# [Goal of the exercise]
In the text about the firmament, why does the writer say the phrase "in the firmament" need not mean the lights are physically lodged in it? Explain in one to three sentences.

While I grant a certain logic and safety to that interpretation, I think the example of the Star of Bethlehem suggests that there may be other times and seasons the stars measure.

The difference between this and astrology is a matter of scale; if the stars measure out seasons of man in an other-than-calendrical sense, it is in a broad, expansive manner more concerned with the works of God with empires and kingdoms, than with whether the stars are smiling upon a Capricorn's efforts to get a good parking space at the mall today.

Much later, the psalmist declares that the heavens declare the glory of God, and that the sun proclaims him, like a bridegroom dressed in white. Yes, this may be metaphorical in the sense that "since the beginning of time, all creation has been filled with the invisible, eternal qualities of God, so that men are left without excuse"; but I think there is a certain logic and reason to believing that there is more to it than that.

Brucker said...

I have heard that there is a Hebrew zodiac, and it tells a story that starts with a virgin and ends with a triumphant lion. Interesting thought, there...

Brucker said...

Finally, a word or two about prepositions

Someone once protested to me concerning this passage that the fact God placed lights "in the firmament" suggests that the Bible is making a scientific claim that the sun, moon, stars and planets are all little lights physically stuck into the "firmament", which to him was clearly a solid, opaque bowl-shaped object. It's probably something he assumed the Bible must be saying since it's clear that some people have viewed the cosmos that way in the past.

My view on this is that there is an inherent difficulty in translating prepositions, and I think it's something that has to be taken into account throughout not only the Bible, but in all literature (occasionally even in non-translated works!)

In this particular case, even if we assume that the firmament is a solid object in the sky, we don't have to take this concept of being "in the firmament" as a literal phrase meaning that certain objects are physically lodged within it. Think of the firmament (whatever it may be) as a skylight. A skylight is a physically solid object that is above ones head that serves to keep out the water that is above you (rain). But if you were in a room with a skylight, and you saw the sun through it, you'd be perfectly justified in saying, "The sun is in the skylight."

In a more general sense, the fact that the actual nature of the "firmament" is not known gives a lot of leeway in possible meaning. At my work, most people have cubicles with desks in them, and the desks are complicated compound structures that have many places within them for storage (like this?). A particular curiosity preposition-wise is the overhead bins in the cubicles. Since the word "desk" refers to both the apparatus as a whole and particularly to the surface on which a person would place a coffee cup or a document for reading or editing, if you put a book in the overhead bin, you could say that it was over the desk or in the desk, depending on what seemed right to you. Something "over the desk" could be in the overhead storage, sitting on the writing surface, hanging from the ceiling, resting on the floor near the desk while taller than the writing surface, or resting on an object that itself was over the desk. If the thing in question were an abstract concept, it could be over the desk without having an actual physical location, such as "a sense of gloom".

# [Information provided]

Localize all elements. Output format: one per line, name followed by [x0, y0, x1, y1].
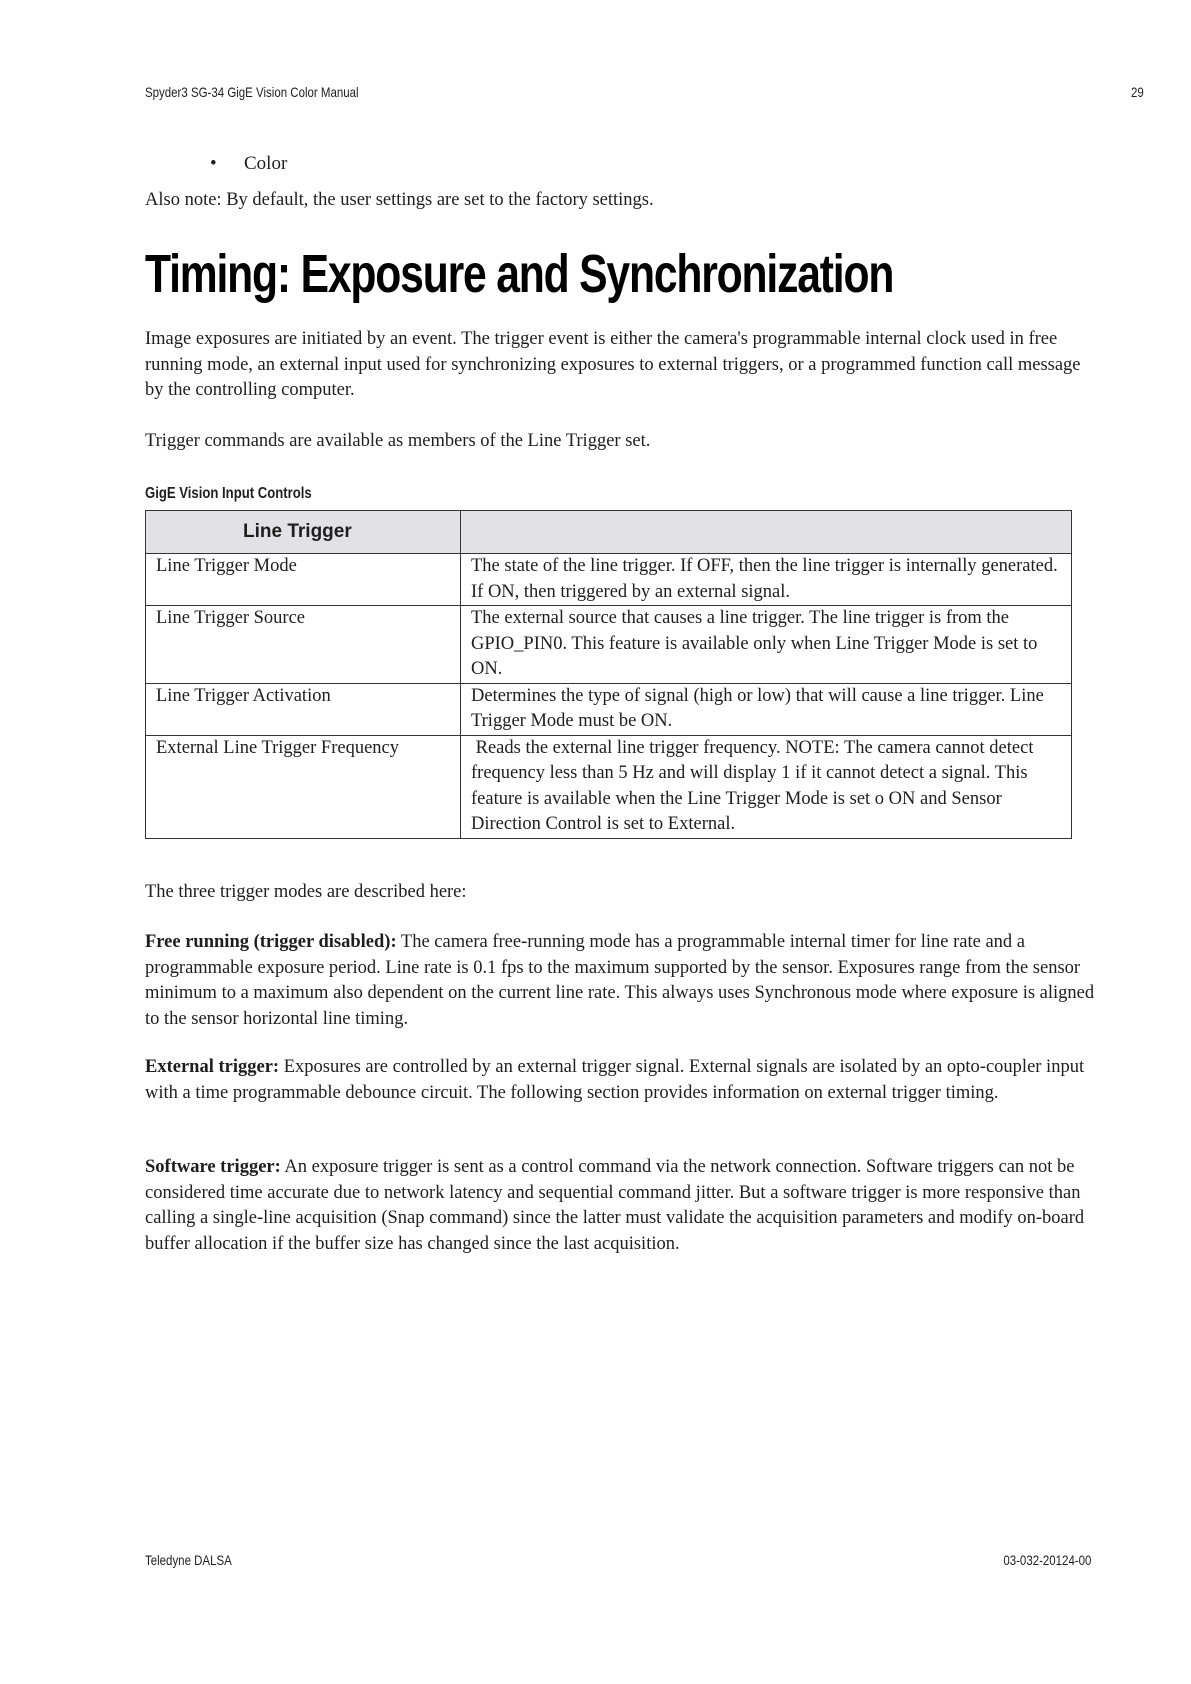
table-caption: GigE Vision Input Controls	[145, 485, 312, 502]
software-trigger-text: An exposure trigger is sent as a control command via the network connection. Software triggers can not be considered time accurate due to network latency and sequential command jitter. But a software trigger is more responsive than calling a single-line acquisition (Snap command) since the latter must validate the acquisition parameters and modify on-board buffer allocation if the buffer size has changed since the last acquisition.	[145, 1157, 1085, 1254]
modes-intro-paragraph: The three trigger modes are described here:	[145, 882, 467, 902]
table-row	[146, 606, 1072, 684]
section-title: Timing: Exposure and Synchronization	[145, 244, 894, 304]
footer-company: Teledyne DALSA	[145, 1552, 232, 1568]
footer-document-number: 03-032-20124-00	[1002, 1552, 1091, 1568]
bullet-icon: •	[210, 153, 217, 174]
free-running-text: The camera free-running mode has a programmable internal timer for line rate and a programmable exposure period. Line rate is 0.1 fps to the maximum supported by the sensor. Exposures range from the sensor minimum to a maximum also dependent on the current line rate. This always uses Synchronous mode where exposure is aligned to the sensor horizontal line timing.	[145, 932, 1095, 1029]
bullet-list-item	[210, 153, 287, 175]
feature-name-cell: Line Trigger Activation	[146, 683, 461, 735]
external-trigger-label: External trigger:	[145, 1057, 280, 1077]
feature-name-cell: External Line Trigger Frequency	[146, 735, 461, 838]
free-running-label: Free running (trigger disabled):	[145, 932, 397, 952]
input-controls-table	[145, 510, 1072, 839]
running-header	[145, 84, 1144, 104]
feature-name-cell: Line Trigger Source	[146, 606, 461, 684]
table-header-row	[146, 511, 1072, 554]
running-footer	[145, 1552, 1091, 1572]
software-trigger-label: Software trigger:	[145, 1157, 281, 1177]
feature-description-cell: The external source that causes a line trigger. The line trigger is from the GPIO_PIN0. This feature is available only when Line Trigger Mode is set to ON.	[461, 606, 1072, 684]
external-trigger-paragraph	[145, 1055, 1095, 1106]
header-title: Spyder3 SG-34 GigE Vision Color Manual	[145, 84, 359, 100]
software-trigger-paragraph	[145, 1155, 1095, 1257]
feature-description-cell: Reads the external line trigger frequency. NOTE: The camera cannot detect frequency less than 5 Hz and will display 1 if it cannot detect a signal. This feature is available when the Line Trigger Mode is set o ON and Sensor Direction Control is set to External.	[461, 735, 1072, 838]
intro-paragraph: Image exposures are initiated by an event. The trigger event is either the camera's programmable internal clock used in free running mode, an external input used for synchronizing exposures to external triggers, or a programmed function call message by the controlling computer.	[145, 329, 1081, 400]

# [Answer]
Prepositions are hard to translate and need not be read literally. Even if the firmament is solid, it can be pictured as a skylight: a solid overhead object that keeps out the water above, yet someone who sees the sun through it could rightly say, "The sun is in the skylight." Because the firmament's actual nature is not known, the phrase also leaves a lot of leeway in possible meaning.